┏━━
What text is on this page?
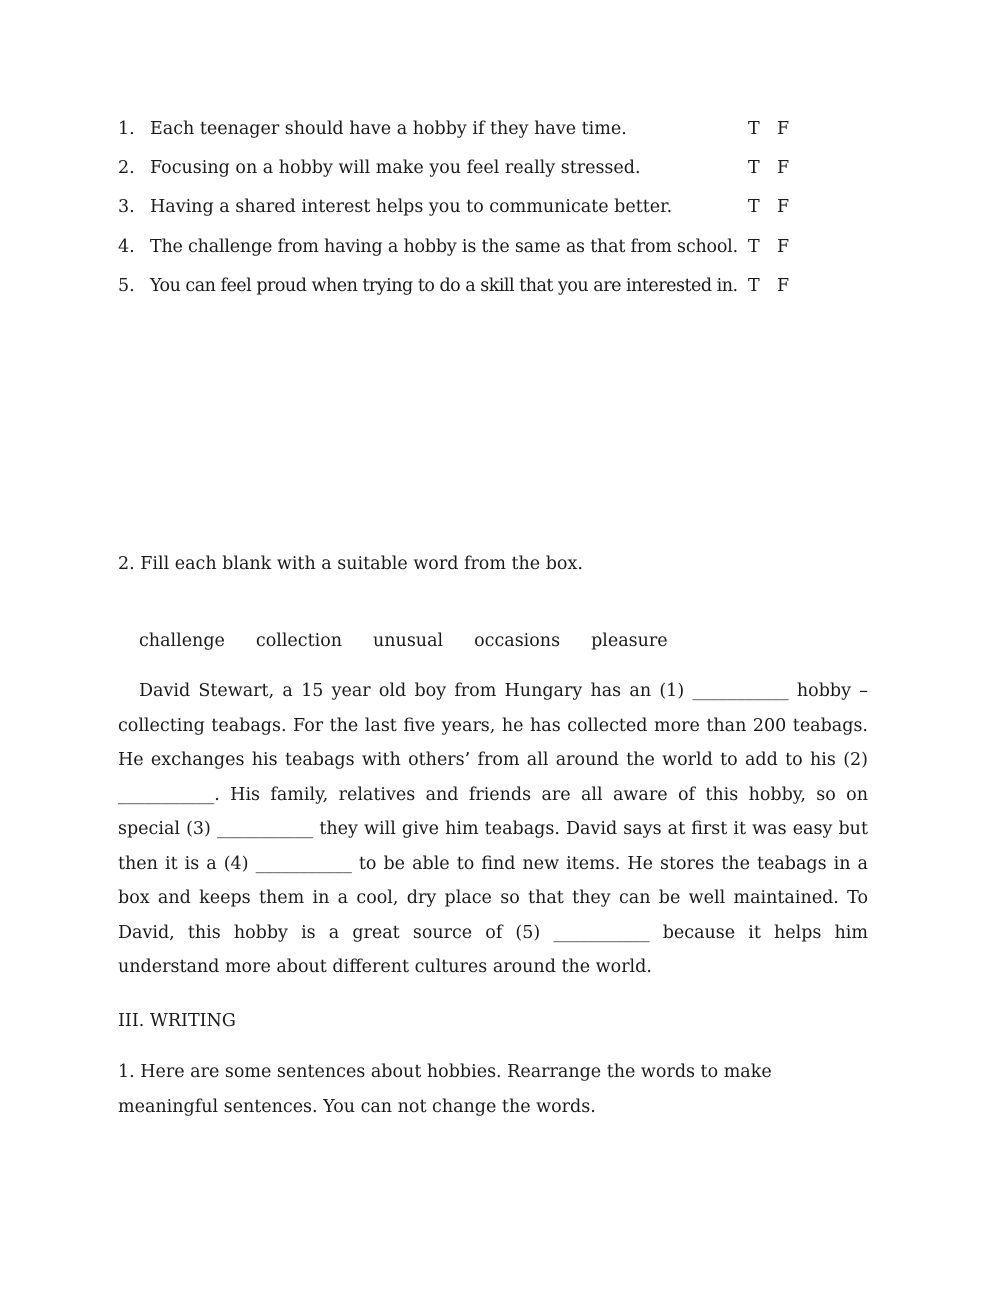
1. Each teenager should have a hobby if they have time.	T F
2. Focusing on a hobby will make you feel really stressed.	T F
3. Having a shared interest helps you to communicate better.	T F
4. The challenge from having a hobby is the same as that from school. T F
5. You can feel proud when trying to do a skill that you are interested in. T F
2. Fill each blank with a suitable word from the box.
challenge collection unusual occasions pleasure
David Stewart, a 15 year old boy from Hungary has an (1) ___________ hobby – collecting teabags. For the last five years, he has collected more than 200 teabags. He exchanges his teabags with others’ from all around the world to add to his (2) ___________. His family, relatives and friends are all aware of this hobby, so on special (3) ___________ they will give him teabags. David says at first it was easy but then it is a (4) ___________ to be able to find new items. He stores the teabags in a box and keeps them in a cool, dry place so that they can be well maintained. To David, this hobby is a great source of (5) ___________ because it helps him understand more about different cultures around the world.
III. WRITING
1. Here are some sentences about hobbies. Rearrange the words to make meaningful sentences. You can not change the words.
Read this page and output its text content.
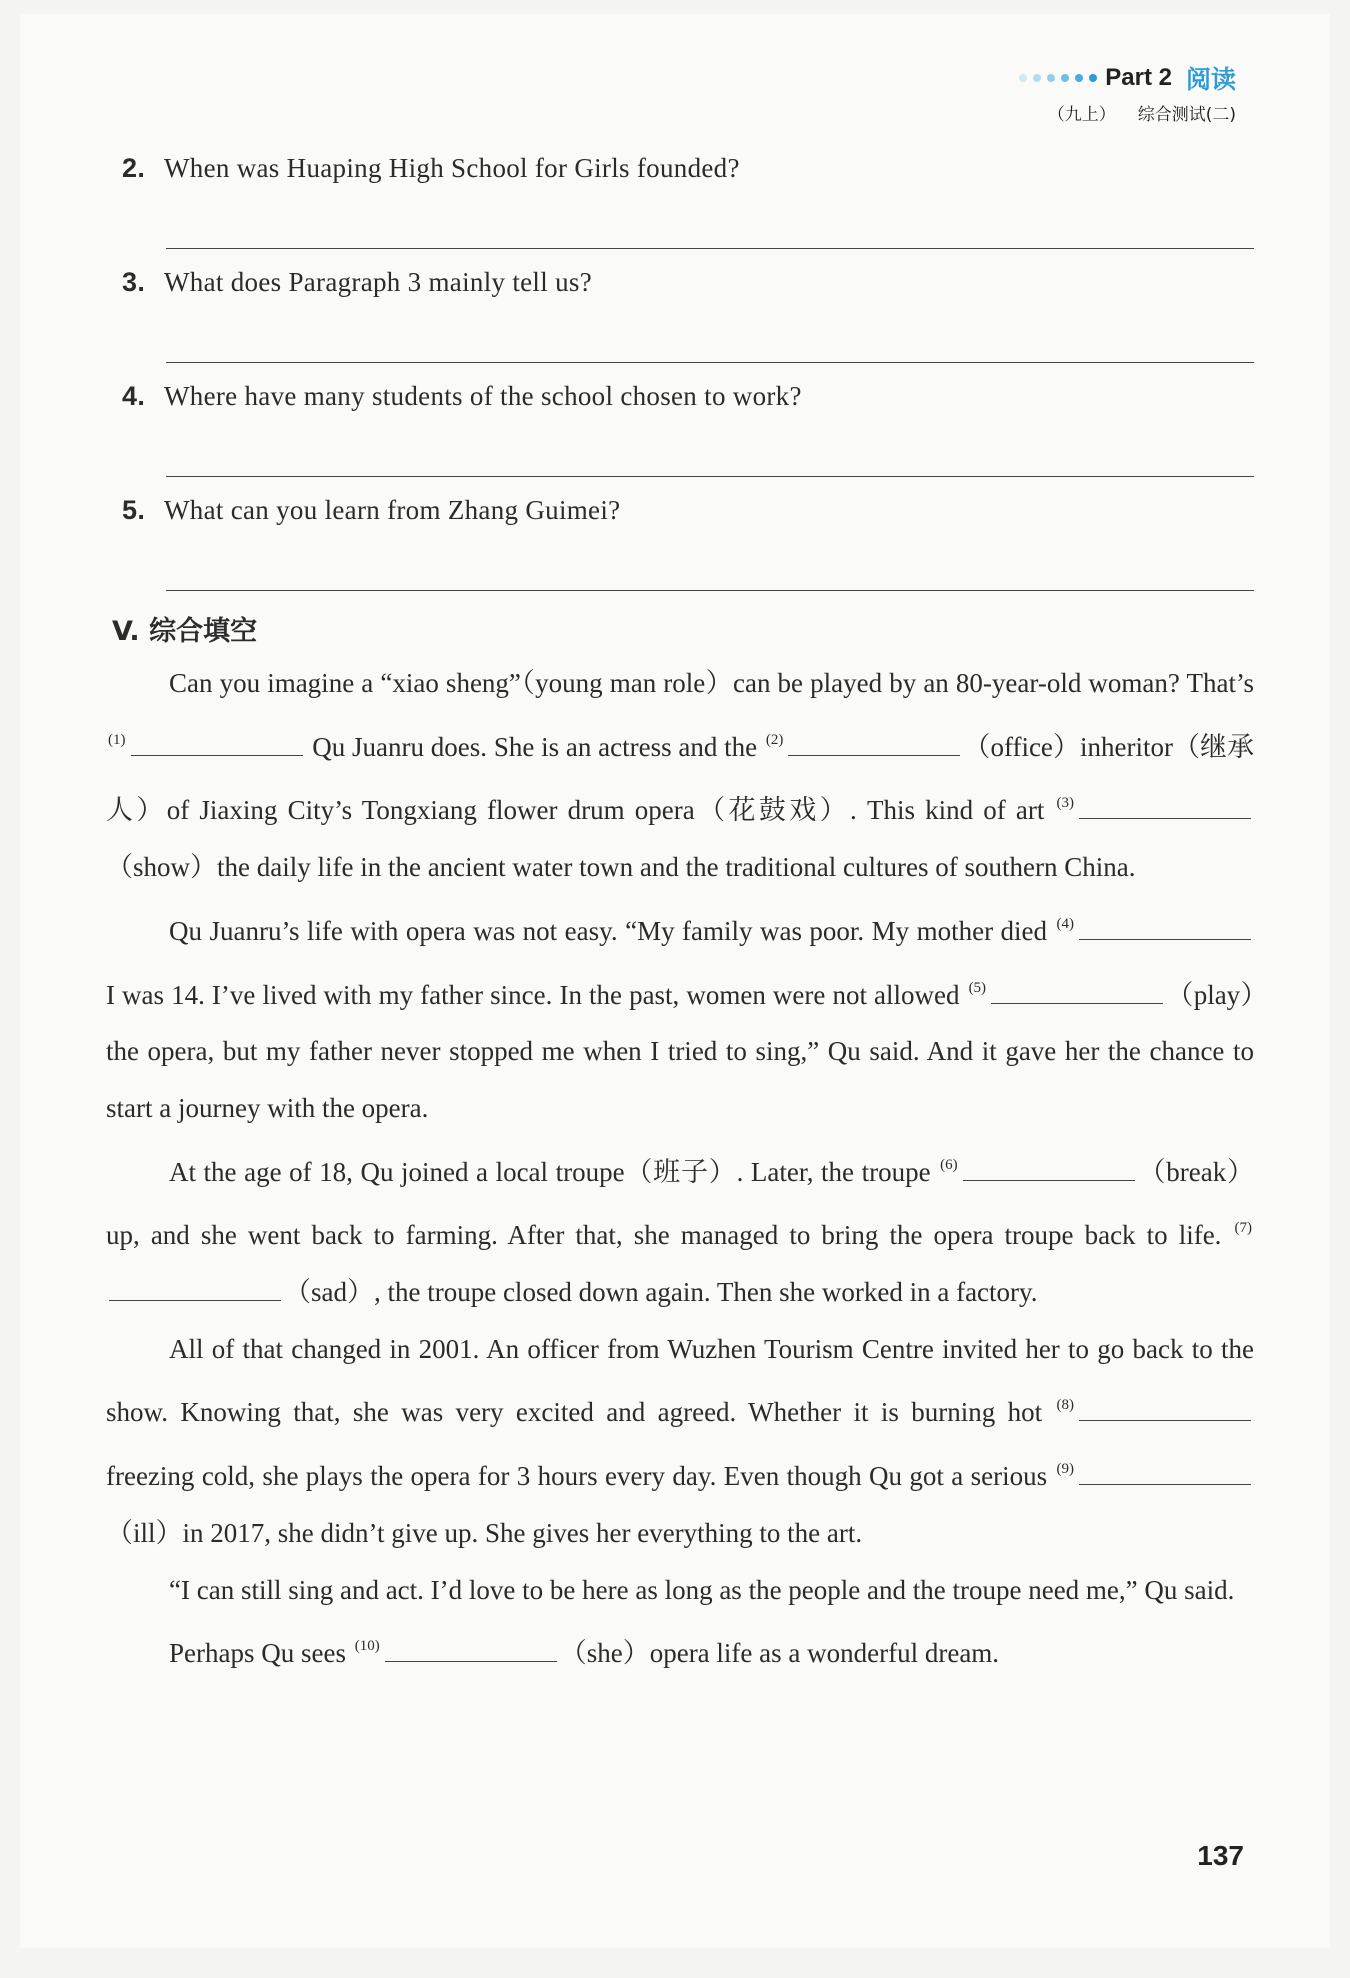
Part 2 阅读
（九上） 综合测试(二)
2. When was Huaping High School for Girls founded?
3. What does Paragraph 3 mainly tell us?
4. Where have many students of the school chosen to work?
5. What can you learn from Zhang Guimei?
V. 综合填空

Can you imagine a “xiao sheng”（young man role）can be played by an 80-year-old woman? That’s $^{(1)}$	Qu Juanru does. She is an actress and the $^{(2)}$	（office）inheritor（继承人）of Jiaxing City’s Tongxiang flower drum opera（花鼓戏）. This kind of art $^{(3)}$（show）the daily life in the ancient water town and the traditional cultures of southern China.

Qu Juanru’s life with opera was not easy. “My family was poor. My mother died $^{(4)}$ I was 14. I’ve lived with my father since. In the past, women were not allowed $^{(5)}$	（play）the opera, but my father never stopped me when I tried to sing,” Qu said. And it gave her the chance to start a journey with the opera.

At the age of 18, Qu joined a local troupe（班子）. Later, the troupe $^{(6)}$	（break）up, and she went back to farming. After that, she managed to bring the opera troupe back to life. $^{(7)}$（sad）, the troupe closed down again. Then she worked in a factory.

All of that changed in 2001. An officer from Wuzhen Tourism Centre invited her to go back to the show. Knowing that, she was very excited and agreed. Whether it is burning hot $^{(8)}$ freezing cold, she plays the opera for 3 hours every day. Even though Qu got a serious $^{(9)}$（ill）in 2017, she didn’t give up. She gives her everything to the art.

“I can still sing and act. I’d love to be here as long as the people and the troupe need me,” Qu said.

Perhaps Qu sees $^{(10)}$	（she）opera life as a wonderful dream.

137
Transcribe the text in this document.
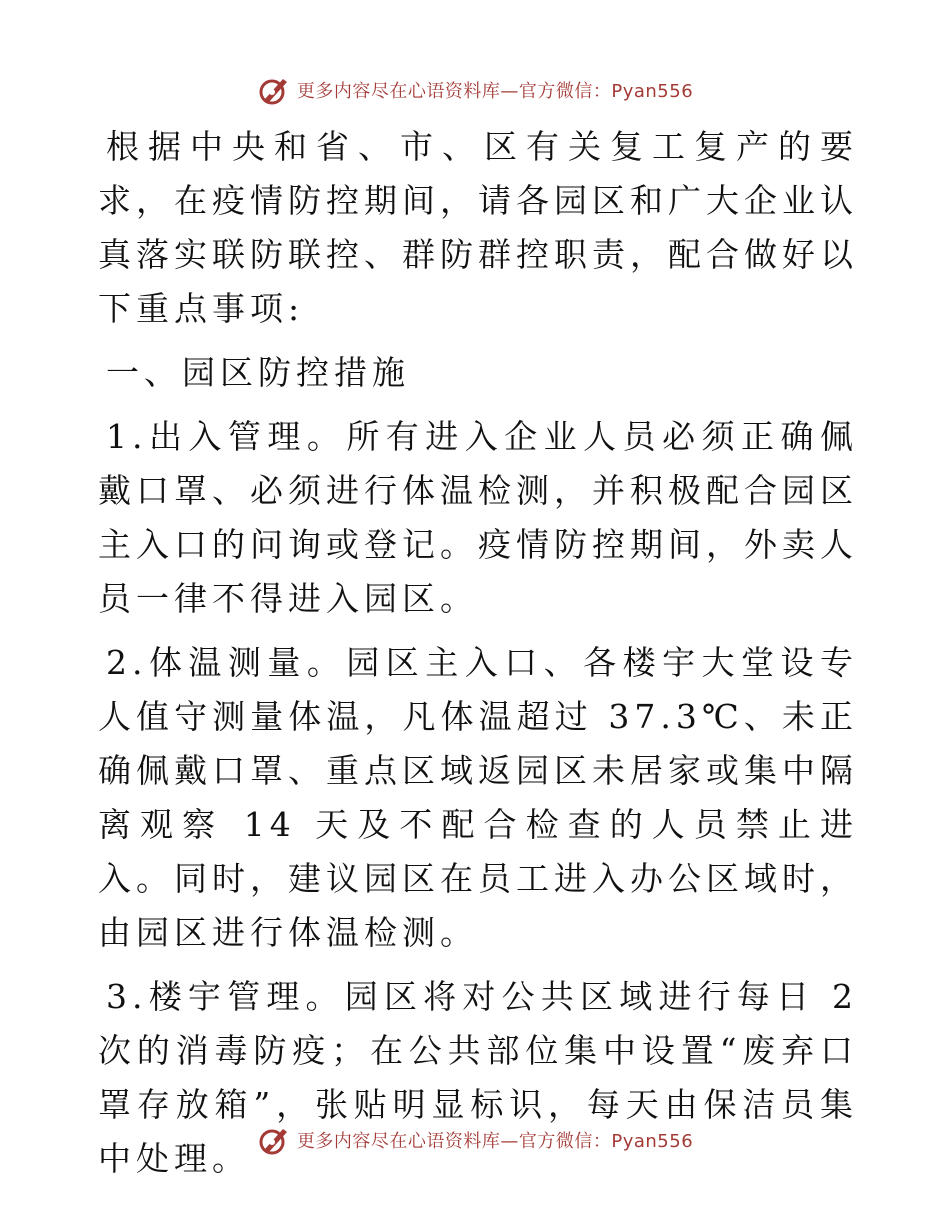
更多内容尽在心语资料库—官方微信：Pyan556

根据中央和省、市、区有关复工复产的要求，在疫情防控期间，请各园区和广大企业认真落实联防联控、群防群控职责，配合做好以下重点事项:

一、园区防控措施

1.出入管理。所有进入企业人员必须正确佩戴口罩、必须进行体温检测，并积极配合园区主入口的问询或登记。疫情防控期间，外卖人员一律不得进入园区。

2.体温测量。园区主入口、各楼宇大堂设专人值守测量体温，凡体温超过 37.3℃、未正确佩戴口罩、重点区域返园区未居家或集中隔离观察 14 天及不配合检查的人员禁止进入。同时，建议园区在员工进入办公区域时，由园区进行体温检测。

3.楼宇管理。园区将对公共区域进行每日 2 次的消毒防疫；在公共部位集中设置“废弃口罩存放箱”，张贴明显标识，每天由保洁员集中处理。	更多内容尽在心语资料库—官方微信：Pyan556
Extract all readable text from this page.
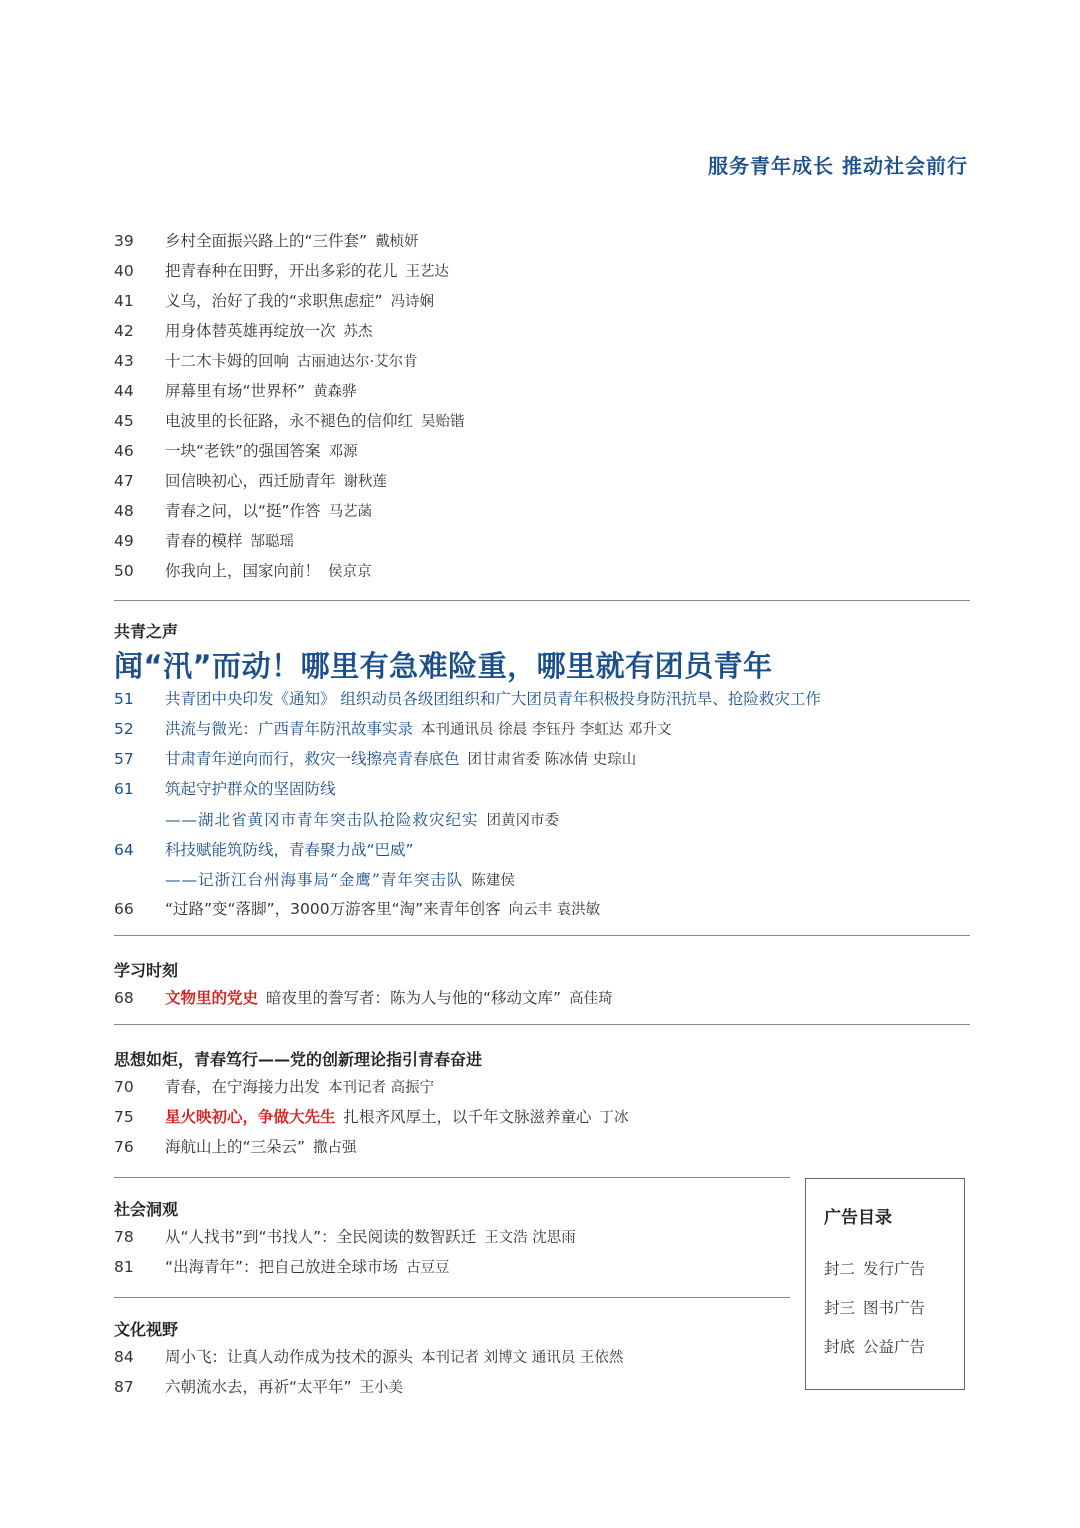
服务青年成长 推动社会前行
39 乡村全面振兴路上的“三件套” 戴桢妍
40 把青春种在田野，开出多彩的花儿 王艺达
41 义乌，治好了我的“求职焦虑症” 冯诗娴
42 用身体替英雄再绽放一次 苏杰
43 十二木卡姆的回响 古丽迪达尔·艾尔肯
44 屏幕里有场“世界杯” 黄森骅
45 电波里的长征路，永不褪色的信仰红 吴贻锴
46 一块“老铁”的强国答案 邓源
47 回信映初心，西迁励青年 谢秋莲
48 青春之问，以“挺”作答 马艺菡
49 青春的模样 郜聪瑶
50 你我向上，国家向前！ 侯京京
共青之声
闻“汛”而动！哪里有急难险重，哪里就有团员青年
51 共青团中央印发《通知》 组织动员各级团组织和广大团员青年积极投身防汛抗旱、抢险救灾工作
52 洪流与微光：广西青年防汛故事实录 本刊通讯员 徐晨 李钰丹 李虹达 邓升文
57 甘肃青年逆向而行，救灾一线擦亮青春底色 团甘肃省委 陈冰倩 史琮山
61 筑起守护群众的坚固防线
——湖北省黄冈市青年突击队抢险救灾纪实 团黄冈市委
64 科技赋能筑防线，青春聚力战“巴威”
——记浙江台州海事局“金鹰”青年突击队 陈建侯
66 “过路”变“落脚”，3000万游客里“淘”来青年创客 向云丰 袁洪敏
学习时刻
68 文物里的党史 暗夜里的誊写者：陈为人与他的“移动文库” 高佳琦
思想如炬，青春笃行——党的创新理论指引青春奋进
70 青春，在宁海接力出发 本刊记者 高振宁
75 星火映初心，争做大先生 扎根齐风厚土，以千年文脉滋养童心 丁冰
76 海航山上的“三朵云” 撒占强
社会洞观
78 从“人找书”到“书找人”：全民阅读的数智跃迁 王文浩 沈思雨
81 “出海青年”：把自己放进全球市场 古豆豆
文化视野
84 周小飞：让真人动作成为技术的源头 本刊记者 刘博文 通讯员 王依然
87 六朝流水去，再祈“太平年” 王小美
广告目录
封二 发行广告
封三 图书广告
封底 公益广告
┗━━
What is being asked: Except for the pictures, give all the material above again verbatim.

Solved exercise:
What text is on this page?
1. Each teenager should have a hobby if they have time.	T F
2. Focusing on a hobby will make you feel really stressed.	T F
3. Having a shared interest helps you to communicate better.	T F
4. The challenge from having a hobby is the same as that from school. T F
5. You can feel proud when trying to do a skill that you are interested in. T F
2. Fill each blank with a suitable word from the box.
challenge collection unusual occasions pleasure
David Stewart, a 15 year old boy from Hungary has an (1) ___________ hobby – collecting teabags. For the last five years, he has collected more than 200 teabags. He exchanges his teabags with others’ from all around the world to add to his (2) ___________. His family, relatives and friends are all aware of this hobby, so on special (3) ___________ they will give him teabags. David says at first it was easy but then it is a (4) ___________ to be able to find new items. He stores the teabags in a box and keeps them in a cool, dry place so that they can be well maintained. To David, this hobby is a great source of (5) ___________ because it helps him understand more about different cultures around the world.
III. WRITING
1. Here are some sentences about hobbies. Rearrange the words to make meaningful sentences. You can not change the words.
Read this page and output its text content.
Part 2 阅读
（九上） 综合测试(二)
2. When was Huaping High School for Girls founded?
3. What does Paragraph 3 mainly tell us?
4. Where have many students of the school chosen to work?
5. What can you learn from Zhang Guimei?
V. 综合填空

Can you imagine a “xiao sheng”（young man role）can be played by an 80-year-old woman? That’s $^{(1)}$	Qu Juanru does. She is an actress and the $^{(2)}$	（office）inheritor（继承人）of Jiaxing City’s Tongxiang flower drum opera（花鼓戏）. This kind of art $^{(3)}$（show）the daily life in the ancient water town and the traditional cultures of southern China.

Qu Juanru’s life with opera was not easy. “My family was poor. My mother died $^{(4)}$ I was 14. I’ve lived with my father since. In the past, women were not allowed $^{(5)}$	（play）the opera, but my father never stopped me when I tried to sing,” Qu said. And it gave her the chance to start a journey with the opera.

At the age of 18, Qu joined a local troupe（班子）. Later, the troupe $^{(6)}$	（break）up, and she went back to farming. After that, she managed to bring the opera troupe back to life. $^{(7)}$（sad）, the troupe closed down again. Then she worked in a factory.

All of that changed in 2001. An officer from Wuzhen Tourism Centre invited her to go back to the show. Knowing that, she was very excited and agreed. Whether it is burning hot $^{(8)}$ freezing cold, she plays the opera for 3 hours every day. Even though Qu got a serious $^{(9)}$（ill）in 2017, she didn’t give up. She gives her everything to the art.

“I can still sing and act. I’d love to be here as long as the people and the troupe need me,” Qu said.

Perhaps Qu sees $^{(10)}$	（she）opera life as a wonderful dream.

137
Transcribe the text in this document.
更多内容尽在心语资料库—官方微信：Pyan556

根据中央和省、市、区有关复工复产的要求，在疫情防控期间，请各园区和广大企业认真落实联防联控、群防群控职责，配合做好以下重点事项:

一、园区防控措施

1.出入管理。所有进入企业人员必须正确佩戴口罩、必须进行体温检测，并积极配合园区主入口的问询或登记。疫情防控期间，外卖人员一律不得进入园区。

2.体温测量。园区主入口、各楼宇大堂设专人值守测量体温，凡体温超过 37.3℃、未正确佩戴口罩、重点区域返园区未居家或集中隔离观察 14 天及不配合检查的人员禁止进入。同时，建议园区在员工进入办公区域时，由园区进行体温检测。

3.楼宇管理。园区将对公共区域进行每日 2 次的消毒防疫；在公共部位集中设置“废弃口罩存放箱”，张贴明显标识，每天由保洁员集中处理。	更多内容尽在心语资料库—官方微信：Pyan556
Extract all readable text from this page.
服务青年成长 推动社会前行
39 乡村全面振兴路上的“三件套” 戴桢妍
40 把青春种在田野，开出多彩的花儿 王艺达
41 义乌，治好了我的“求职焦虑症” 冯诗娴
42 用身体替英雄再绽放一次 苏杰
43 十二木卡姆的回响 古丽迪达尔·艾尔肯
44 屏幕里有场“世界杯” 黄森骅
45 电波里的长征路，永不褪色的信仰红 吴贻锴
46 一块“老铁”的强国答案 邓源
47 回信映初心，西迁励青年 谢秋莲
48 青春之问，以“挺”作答 马艺菡
49 青春的模样 郜聪瑶
50 你我向上，国家向前！ 侯京京
共青之声
闻“汛”而动！哪里有急难险重，哪里就有团员青年
51 共青团中央印发《通知》 组织动员各级团组织和广大团员青年积极投身防汛抗旱、抢险救灾工作
52 洪流与微光：广西青年防汛故事实录 本刊通讯员 徐晨 李钰丹 李虹达 邓升文
57 甘肃青年逆向而行，救灾一线擦亮青春底色 团甘肃省委 陈冰倩 史琮山
61 筑起守护群众的坚固防线
——湖北省黄冈市青年突击队抢险救灾纪实 团黄冈市委
64 科技赋能筑防线，青春聚力战“巴威”
——记浙江台州海事局“金鹰”青年突击队 陈建侯
66 “过路”变“落脚”，3000万游客里“淘”来青年创客 向云丰 袁洪敏
学习时刻
68 文物里的党史 暗夜里的誊写者：陈为人与他的“移动文库” 高佳琦
思想如炬，青春笃行——党的创新理论指引青春奋进
70 青春，在宁海接力出发 本刊记者 高振宁
75 星火映初心，争做大先生 扎根齐风厚土，以千年文脉滋养童心 丁冰
76 海航山上的“三朵云” 撒占强
社会洞观
78 从“人找书”到“书找人”：全民阅读的数智跃迁 王文浩 沈思雨
81 “出海青年”：把自己放进全球市场 古豆豆
文化视野
84 周小飞：让真人动作成为技术的源头 本刊记者 刘博文 通讯员 王依然
87 六朝流水去，再祈“太平年” 王小美
广告目录
封二 发行广告
封三 图书广告
封底 公益广告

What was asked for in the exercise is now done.